**Problem description:** Tally up the lines where the string "user" appears; reply with the number only.

**Extracted data:**
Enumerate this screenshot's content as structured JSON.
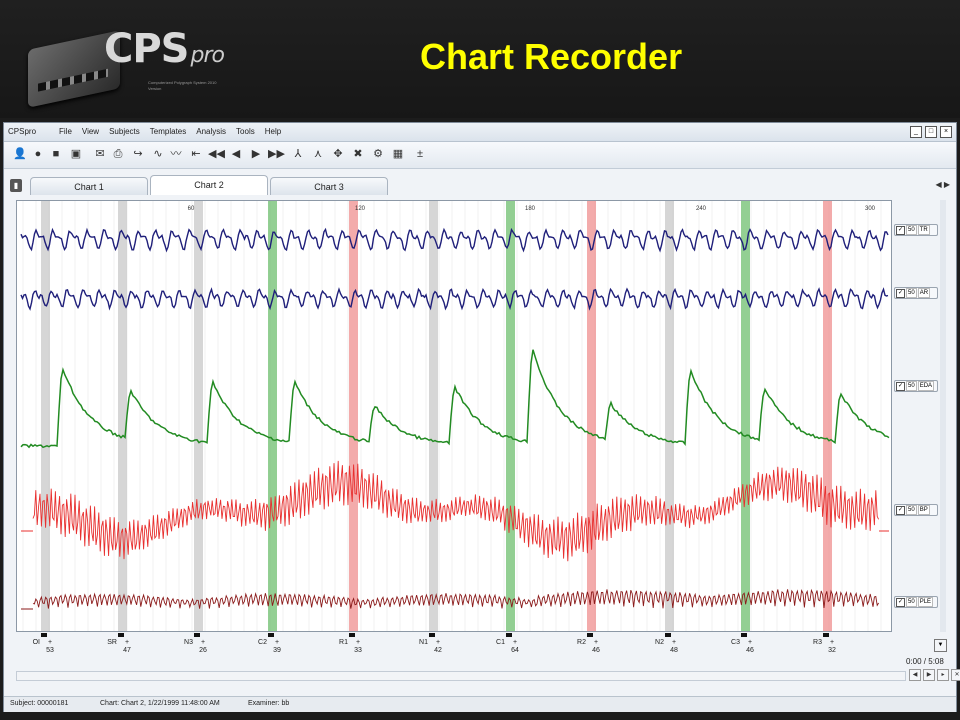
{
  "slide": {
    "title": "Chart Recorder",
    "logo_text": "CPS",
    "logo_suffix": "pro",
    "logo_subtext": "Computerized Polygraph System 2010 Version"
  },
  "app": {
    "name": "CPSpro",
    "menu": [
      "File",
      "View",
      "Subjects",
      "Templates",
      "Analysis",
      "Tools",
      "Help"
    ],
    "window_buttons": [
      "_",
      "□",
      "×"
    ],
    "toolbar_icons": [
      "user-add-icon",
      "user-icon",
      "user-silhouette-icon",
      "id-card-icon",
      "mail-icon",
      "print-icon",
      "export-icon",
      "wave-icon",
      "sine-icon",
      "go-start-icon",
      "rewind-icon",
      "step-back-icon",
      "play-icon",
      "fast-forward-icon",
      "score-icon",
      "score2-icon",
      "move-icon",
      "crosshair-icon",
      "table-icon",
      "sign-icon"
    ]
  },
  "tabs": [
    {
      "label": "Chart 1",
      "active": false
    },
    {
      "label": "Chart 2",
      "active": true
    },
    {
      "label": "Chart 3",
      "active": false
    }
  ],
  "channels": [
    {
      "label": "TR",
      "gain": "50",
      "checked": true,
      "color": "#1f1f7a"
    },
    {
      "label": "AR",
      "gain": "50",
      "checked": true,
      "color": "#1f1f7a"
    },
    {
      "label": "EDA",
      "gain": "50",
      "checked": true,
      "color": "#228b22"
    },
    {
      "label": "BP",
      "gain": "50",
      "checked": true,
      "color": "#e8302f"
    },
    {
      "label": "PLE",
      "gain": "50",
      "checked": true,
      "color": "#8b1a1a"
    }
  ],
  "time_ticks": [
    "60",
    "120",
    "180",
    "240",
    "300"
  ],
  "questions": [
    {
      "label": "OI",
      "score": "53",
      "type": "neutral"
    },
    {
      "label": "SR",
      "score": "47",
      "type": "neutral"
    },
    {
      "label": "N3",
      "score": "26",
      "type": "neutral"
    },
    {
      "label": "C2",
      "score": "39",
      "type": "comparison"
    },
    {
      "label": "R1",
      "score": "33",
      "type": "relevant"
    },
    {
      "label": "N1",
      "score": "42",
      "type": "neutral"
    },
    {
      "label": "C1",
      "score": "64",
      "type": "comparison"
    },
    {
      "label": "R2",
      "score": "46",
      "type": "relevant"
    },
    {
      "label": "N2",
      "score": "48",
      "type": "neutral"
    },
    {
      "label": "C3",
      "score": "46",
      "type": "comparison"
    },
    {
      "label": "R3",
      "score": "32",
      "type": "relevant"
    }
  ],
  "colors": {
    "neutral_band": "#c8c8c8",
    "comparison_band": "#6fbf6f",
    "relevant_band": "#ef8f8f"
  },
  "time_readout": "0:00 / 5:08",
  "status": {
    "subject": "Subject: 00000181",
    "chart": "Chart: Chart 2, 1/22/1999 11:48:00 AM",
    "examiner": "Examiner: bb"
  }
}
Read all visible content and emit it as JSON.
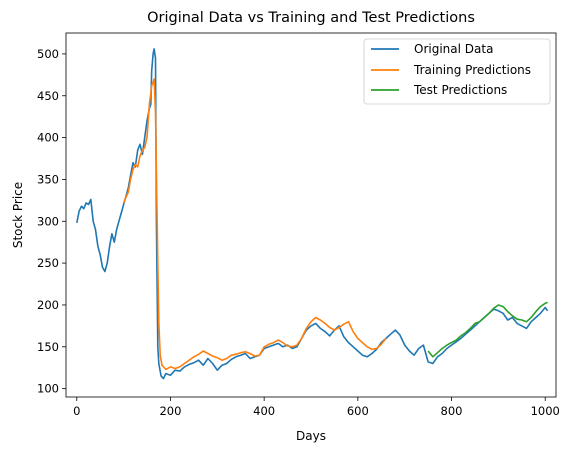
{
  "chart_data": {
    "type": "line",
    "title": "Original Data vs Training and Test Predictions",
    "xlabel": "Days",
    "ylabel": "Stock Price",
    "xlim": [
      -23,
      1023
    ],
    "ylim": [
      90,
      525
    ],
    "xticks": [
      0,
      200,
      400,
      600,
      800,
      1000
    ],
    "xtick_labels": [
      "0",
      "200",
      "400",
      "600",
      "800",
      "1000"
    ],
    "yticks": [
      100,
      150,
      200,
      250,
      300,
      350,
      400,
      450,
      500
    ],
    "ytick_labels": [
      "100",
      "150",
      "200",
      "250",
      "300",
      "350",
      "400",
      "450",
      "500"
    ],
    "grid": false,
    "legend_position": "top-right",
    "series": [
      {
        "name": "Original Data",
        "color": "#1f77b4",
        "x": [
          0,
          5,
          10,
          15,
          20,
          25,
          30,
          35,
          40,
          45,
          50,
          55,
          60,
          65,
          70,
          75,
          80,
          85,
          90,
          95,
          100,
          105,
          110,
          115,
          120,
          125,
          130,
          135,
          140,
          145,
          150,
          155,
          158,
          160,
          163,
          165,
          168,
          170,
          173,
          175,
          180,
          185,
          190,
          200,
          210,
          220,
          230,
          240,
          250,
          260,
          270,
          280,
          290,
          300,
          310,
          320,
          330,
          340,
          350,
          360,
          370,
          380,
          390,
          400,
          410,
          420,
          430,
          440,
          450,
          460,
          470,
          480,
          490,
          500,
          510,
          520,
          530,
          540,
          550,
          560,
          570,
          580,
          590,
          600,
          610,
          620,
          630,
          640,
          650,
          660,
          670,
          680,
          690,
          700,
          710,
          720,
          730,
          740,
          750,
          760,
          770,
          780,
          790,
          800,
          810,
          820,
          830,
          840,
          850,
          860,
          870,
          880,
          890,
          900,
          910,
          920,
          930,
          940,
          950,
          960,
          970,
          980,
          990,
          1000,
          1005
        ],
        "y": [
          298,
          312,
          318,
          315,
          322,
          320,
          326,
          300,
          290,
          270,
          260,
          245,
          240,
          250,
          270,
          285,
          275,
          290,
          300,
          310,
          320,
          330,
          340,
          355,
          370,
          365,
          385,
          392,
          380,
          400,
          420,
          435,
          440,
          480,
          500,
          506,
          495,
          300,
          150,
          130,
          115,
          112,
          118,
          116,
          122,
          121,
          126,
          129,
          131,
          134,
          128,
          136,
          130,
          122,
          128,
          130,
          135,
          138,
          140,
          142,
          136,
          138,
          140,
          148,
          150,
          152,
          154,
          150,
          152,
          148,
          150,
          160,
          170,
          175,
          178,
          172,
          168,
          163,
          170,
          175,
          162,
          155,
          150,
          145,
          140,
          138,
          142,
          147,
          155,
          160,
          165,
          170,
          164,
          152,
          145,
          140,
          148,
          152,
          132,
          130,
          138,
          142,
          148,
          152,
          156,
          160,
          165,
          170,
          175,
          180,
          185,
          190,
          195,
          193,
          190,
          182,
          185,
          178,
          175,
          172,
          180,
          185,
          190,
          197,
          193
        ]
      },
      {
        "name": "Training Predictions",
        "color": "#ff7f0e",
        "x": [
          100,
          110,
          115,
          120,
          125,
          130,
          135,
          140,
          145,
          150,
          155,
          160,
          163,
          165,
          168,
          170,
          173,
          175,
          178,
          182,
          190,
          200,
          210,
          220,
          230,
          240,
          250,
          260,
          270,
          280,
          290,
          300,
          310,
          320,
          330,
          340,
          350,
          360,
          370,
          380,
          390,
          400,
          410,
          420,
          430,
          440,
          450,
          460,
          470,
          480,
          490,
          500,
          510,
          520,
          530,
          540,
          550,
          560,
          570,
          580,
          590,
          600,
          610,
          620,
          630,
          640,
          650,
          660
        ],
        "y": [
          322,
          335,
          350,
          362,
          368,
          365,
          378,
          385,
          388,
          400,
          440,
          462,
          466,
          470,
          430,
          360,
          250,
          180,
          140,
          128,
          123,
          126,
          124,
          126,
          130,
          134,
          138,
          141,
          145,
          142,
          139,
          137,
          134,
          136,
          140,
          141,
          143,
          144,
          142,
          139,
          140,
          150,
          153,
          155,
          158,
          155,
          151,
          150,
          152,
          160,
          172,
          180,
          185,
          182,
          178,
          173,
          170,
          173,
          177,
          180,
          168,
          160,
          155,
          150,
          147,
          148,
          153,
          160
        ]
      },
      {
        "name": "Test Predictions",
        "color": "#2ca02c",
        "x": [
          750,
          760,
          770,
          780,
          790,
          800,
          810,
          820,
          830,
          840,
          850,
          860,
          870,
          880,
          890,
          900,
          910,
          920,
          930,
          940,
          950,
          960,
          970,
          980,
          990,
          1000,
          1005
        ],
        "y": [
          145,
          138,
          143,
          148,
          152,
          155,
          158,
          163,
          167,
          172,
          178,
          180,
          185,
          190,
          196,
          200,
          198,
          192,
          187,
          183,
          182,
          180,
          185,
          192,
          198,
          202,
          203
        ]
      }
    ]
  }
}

**Correct result:** 3